--- Start of Data to process ---

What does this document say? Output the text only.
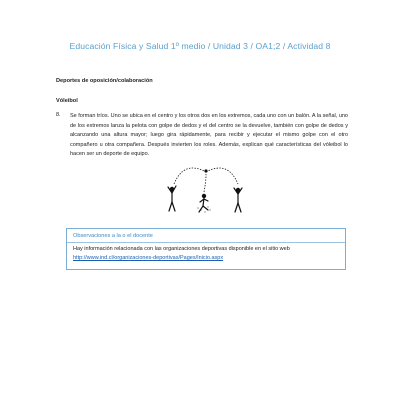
Educación Física y Salud 1º medio / Unidad 3 / OA1;2 / Actividad 8
Deportes de oposición/colaboración
Vóleibol
8. Se forman tríos. Uno se ubica en el centro y los otros dos en los extremos, cada uno con un balón. A la señal, uno de los extremos lanza la pelota con golpe de dedos y el del centro se la devuelve, también con golpe de dedos y alcanzando una altura mayor; luego gira rápidamente, para recibir y ejecutar el mismo golpe con el otro compañero u otra compañera. Después invierten los roles. Además, explican qué características del vóleibol lo hacen ser un deporte de equipo.
Observaciones a la o el docente
Hay información relacionada con las organizaciones deportivas disponible en el sitio web
http://www.ind.cl/organizaciones-deportivas/Pages/Inicio.aspx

--- End of Data to process ---

The pictures should not be reproduced; quote all of the other material exactly.

» **The result**:
What does this document say? Output the text only.
Educación Física y Salud 1º medio / Unidad 3 / OA1;2 / Actividad 8
Deportes de oposición/colaboración
Vóleibol
8. Se forman tríos. Uno se ubica en el centro y los otros dos en los extremos, cada uno con un balón. A la señal, uno de los extremos lanza la pelota con golpe de dedos y el del centro se la devuelve, también con golpe de dedos y alcanzando una altura mayor; luego gira rápidamente, para recibir y ejecutar el mismo golpe con el otro compañero u otra compañera. Después invierten los roles. Además, explican qué características del vóleibol lo hacen ser un deporte de equipo.
Observaciones a la o el docente
Hay información relacionada con las organizaciones deportivas disponible en el sitio web
http://www.ind.cl/organizaciones-deportivas/Pages/Inicio.aspx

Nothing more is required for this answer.